(Records from a data collection)
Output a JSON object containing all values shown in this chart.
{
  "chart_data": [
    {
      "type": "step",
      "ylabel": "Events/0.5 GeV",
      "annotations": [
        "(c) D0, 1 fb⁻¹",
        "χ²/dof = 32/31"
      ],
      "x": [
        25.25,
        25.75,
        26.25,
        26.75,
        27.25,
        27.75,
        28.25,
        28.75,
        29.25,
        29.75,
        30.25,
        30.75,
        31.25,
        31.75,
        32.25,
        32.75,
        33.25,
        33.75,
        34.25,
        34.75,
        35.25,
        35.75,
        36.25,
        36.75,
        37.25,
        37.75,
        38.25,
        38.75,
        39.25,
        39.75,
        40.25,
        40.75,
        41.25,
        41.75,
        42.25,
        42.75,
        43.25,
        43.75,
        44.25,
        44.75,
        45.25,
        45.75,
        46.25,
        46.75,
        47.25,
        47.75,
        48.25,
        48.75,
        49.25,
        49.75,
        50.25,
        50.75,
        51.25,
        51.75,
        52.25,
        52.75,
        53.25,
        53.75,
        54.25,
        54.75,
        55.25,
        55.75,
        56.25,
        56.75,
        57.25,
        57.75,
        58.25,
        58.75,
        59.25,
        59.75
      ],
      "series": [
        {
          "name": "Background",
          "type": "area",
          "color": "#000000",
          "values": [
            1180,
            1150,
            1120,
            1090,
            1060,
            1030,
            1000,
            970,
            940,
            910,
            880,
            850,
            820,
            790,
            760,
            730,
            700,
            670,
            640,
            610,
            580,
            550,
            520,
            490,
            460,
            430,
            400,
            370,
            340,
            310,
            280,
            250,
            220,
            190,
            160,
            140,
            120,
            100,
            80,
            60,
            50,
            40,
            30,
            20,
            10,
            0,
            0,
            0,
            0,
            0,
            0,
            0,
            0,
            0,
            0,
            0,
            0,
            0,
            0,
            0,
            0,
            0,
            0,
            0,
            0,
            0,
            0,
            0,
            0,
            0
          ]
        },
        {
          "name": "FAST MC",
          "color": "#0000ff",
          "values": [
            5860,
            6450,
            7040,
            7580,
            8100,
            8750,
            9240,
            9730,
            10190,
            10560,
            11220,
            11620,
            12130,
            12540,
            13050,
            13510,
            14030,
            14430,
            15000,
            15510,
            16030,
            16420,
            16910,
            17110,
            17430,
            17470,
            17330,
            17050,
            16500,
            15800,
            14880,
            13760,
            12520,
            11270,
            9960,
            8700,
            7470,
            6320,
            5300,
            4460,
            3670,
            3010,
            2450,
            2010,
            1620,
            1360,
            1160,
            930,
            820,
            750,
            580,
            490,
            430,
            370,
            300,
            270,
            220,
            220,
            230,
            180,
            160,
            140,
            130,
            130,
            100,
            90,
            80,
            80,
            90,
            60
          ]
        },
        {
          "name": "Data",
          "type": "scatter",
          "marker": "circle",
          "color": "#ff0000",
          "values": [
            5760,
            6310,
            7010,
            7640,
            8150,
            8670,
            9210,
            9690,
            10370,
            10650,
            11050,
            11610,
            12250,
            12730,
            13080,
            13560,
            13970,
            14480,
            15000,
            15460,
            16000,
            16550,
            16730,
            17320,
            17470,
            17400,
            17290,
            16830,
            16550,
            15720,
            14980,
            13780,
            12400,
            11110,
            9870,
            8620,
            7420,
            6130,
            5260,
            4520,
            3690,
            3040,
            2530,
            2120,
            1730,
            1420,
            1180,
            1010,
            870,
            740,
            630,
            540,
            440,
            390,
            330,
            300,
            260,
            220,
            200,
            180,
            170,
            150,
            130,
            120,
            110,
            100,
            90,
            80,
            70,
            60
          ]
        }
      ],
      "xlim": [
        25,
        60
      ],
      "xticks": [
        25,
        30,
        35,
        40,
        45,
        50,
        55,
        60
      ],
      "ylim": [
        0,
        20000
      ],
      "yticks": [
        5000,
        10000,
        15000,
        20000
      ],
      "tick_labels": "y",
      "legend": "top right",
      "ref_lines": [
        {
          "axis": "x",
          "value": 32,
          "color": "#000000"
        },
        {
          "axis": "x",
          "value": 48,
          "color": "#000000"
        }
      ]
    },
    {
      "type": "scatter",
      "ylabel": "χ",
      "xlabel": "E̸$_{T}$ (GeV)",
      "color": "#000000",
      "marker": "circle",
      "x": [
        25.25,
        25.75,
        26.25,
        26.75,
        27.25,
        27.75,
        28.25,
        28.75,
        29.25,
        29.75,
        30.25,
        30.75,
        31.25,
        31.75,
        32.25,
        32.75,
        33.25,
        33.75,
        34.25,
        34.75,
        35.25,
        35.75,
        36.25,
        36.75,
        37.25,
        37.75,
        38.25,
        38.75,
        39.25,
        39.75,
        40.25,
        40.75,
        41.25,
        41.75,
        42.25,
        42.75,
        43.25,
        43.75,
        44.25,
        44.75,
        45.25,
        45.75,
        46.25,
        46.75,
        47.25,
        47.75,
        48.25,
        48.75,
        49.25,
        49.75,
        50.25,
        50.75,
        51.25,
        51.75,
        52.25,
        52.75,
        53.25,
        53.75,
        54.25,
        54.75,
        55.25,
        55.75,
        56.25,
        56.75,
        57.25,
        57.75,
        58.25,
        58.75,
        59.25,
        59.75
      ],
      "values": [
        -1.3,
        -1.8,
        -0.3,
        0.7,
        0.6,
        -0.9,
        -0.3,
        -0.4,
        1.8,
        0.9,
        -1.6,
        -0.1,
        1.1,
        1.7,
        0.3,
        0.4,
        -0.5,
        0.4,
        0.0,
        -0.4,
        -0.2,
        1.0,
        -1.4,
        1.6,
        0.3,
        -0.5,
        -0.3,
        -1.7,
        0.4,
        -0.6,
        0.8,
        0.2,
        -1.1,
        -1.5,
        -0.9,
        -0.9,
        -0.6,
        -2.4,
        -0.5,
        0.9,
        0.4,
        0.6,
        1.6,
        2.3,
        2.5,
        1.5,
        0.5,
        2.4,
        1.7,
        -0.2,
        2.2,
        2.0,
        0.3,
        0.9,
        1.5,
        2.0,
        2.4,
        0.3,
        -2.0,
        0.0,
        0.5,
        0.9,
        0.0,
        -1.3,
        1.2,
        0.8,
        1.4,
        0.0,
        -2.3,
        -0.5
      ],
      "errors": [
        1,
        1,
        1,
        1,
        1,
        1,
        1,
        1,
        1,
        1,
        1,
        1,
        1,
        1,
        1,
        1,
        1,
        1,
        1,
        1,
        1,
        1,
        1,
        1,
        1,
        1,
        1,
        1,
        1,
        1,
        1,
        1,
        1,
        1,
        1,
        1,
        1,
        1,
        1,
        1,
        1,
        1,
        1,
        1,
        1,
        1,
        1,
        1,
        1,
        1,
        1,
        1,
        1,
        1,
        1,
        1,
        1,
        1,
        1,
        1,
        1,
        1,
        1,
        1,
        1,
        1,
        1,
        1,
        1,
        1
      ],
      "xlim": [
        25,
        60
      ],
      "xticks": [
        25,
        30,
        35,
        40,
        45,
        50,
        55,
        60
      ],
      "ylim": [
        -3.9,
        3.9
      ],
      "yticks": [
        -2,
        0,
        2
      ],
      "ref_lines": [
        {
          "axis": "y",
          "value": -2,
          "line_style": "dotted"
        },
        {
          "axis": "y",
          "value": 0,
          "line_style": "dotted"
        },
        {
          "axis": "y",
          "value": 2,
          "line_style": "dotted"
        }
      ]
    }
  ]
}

(STATED GOAL) Only the number is needed: state how many lines in the listing contain "name".

(TASK RESULT) 3